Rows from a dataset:
## start
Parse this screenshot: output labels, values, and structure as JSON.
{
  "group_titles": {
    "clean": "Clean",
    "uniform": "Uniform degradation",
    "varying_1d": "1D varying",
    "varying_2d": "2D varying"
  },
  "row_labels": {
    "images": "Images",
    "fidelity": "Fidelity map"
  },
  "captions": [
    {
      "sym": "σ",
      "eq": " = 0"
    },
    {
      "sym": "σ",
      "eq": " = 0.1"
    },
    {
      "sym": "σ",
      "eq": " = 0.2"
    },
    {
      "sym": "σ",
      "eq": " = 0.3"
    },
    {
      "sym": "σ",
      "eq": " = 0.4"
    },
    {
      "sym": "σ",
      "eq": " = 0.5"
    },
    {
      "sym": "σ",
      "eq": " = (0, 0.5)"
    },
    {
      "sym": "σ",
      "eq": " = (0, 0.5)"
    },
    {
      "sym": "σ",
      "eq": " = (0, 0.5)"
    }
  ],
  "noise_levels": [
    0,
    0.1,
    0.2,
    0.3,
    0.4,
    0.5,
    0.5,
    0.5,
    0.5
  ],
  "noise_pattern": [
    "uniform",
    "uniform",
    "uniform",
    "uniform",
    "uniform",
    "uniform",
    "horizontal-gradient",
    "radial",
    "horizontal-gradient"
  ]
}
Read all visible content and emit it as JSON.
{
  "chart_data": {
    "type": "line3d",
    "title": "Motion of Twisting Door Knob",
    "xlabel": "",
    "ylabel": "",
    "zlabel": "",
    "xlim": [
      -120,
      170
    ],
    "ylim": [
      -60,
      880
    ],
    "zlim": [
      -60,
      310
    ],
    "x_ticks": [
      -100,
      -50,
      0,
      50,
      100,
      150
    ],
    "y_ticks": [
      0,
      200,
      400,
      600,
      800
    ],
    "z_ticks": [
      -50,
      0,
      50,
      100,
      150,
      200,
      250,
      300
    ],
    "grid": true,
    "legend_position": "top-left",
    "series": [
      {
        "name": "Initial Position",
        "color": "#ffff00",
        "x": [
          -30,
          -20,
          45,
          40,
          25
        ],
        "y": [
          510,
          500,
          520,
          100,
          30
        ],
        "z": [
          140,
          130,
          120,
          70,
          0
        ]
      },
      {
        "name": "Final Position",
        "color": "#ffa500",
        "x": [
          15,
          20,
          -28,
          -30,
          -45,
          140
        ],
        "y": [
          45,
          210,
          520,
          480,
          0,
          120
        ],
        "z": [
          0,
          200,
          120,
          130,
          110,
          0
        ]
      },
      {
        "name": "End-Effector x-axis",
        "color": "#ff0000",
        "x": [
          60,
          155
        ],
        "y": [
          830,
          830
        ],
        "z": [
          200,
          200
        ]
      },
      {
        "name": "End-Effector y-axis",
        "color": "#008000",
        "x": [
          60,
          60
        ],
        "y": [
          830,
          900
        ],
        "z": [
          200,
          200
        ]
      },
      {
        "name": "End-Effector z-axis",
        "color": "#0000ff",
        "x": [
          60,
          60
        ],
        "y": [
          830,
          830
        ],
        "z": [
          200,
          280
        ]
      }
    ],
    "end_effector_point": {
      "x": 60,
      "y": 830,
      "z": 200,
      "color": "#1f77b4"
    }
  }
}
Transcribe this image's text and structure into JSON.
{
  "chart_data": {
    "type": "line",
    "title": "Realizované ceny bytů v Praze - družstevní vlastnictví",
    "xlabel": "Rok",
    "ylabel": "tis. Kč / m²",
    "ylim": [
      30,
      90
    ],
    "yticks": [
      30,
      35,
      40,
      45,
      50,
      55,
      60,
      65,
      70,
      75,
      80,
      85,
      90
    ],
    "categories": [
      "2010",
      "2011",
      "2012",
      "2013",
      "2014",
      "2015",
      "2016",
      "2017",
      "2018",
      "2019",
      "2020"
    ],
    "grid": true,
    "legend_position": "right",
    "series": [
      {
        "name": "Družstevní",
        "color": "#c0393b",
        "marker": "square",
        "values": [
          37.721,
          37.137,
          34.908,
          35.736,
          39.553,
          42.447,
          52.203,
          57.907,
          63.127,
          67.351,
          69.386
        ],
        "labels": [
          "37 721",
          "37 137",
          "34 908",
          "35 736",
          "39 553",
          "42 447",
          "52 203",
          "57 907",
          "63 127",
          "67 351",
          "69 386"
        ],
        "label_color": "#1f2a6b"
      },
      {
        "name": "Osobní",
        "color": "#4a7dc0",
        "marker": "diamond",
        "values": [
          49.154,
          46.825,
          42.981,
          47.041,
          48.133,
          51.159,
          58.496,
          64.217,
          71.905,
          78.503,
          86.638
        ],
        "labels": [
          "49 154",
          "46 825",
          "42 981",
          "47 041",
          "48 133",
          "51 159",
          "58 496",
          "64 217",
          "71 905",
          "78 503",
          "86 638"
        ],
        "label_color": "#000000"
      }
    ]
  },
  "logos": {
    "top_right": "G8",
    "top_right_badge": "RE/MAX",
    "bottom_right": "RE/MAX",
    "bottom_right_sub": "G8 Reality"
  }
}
## end
> _WRITTEN INSTRUCTION_: Would you copy out each line exactly as written?

> _EXPECTED ANSWER_:
Parse this screenshot: output labels, values, and structure as JSON.
{
  "group_titles": {
    "clean": "Clean",
    "uniform": "Uniform degradation",
    "varying_1d": "1D varying",
    "varying_2d": "2D varying"
  },
  "row_labels": {
    "images": "Images",
    "fidelity": "Fidelity map"
  },
  "captions": [
    {
      "sym": "σ",
      "eq": " = 0"
    },
    {
      "sym": "σ",
      "eq": " = 0.1"
    },
    {
      "sym": "σ",
      "eq": " = 0.2"
    },
    {
      "sym": "σ",
      "eq": " = 0.3"
    },
    {
      "sym": "σ",
      "eq": " = 0.4"
    },
    {
      "sym": "σ",
      "eq": " = 0.5"
    },
    {
      "sym": "σ",
      "eq": " = (0, 0.5)"
    },
    {
      "sym": "σ",
      "eq": " = (0, 0.5)"
    },
    {
      "sym": "σ",
      "eq": " = (0, 0.5)"
    }
  ],
  "noise_levels": [
    0,
    0.1,
    0.2,
    0.3,
    0.4,
    0.5,
    0.5,
    0.5,
    0.5
  ],
  "noise_pattern": [
    "uniform",
    "uniform",
    "uniform",
    "uniform",
    "uniform",
    "uniform",
    "horizontal-gradient",
    "radial",
    "horizontal-gradient"
  ]
}
Read all visible content and emit it as JSON.
{
  "chart_data": {
    "type": "line3d",
    "title": "Motion of Twisting Door Knob",
    "xlabel": "",
    "ylabel": "",
    "zlabel": "",
    "xlim": [
      -120,
      170
    ],
    "ylim": [
      -60,
      880
    ],
    "zlim": [
      -60,
      310
    ],
    "x_ticks": [
      -100,
      -50,
      0,
      50,
      100,
      150
    ],
    "y_ticks": [
      0,
      200,
      400,
      600,
      800
    ],
    "z_ticks": [
      -50,
      0,
      50,
      100,
      150,
      200,
      250,
      300
    ],
    "grid": true,
    "legend_position": "top-left",
    "series": [
      {
        "name": "Initial Position",
        "color": "#ffff00",
        "x": [
          -30,
          -20,
          45,
          40,
          25
        ],
        "y": [
          510,
          500,
          520,
          100,
          30
        ],
        "z": [
          140,
          130,
          120,
          70,
          0
        ]
      },
      {
        "name": "Final Position",
        "color": "#ffa500",
        "x": [
          15,
          20,
          -28,
          -30,
          -45,
          140
        ],
        "y": [
          45,
          210,
          520,
          480,
          0,
          120
        ],
        "z": [
          0,
          200,
          120,
          130,
          110,
          0
        ]
      },
      {
        "name": "End-Effector x-axis",
        "color": "#ff0000",
        "x": [
          60,
          155
        ],
        "y": [
          830,
          830
        ],
        "z": [
          200,
          200
        ]
      },
      {
        "name": "End-Effector y-axis",
        "color": "#008000",
        "x": [
          60,
          60
        ],
        "y": [
          830,
          900
        ],
        "z": [
          200,
          200
        ]
      },
      {
        "name": "End-Effector z-axis",
        "color": "#0000ff",
        "x": [
          60,
          60
        ],
        "y": [
          830,
          830
        ],
        "z": [
          200,
          280
        ]
      }
    ],
    "end_effector_point": {
      "x": 60,
      "y": 830,
      "z": 200,
      "color": "#1f77b4"
    }
  }
}
Transcribe this image's text and structure into JSON.
{
  "chart_data": {
    "type": "line",
    "title": "Realizované ceny bytů v Praze - družstevní vlastnictví",
    "xlabel": "Rok",
    "ylabel": "tis. Kč / m²",
    "ylim": [
      30,
      90
    ],
    "yticks": [
      30,
      35,
      40,
      45,
      50,
      55,
      60,
      65,
      70,
      75,
      80,
      85,
      90
    ],
    "categories": [
      "2010",
      "2011",
      "2012",
      "2013",
      "2014",
      "2015",
      "2016",
      "2017",
      "2018",
      "2019",
      "2020"
    ],
    "grid": true,
    "legend_position": "right",
    "series": [
      {
        "name": "Družstevní",
        "color": "#c0393b",
        "marker": "square",
        "values": [
          37.721,
          37.137,
          34.908,
          35.736,
          39.553,
          42.447,
          52.203,
          57.907,
          63.127,
          67.351,
          69.386
        ],
        "labels": [
          "37 721",
          "37 137",
          "34 908",
          "35 736",
          "39 553",
          "42 447",
          "52 203",
          "57 907",
          "63 127",
          "67 351",
          "69 386"
        ],
        "label_color": "#1f2a6b"
      },
      {
        "name": "Osobní",
        "color": "#4a7dc0",
        "marker": "diamond",
        "values": [
          49.154,
          46.825,
          42.981,
          47.041,
          48.133,
          51.159,
          58.496,
          64.217,
          71.905,
          78.503,
          86.638
        ],
        "labels": [
          "49 154",
          "46 825",
          "42 981",
          "47 041",
          "48 133",
          "51 159",
          "58 496",
          "64 217",
          "71 905",
          "78 503",
          "86 638"
        ],
        "label_color": "#000000"
      }
    ]
  },
  "logos": {
    "top_right": "G8",
    "top_right_badge": "RE/MAX",
    "bottom_right": "RE/MAX",
    "bottom_right_sub": "G8 Reality"
  }
}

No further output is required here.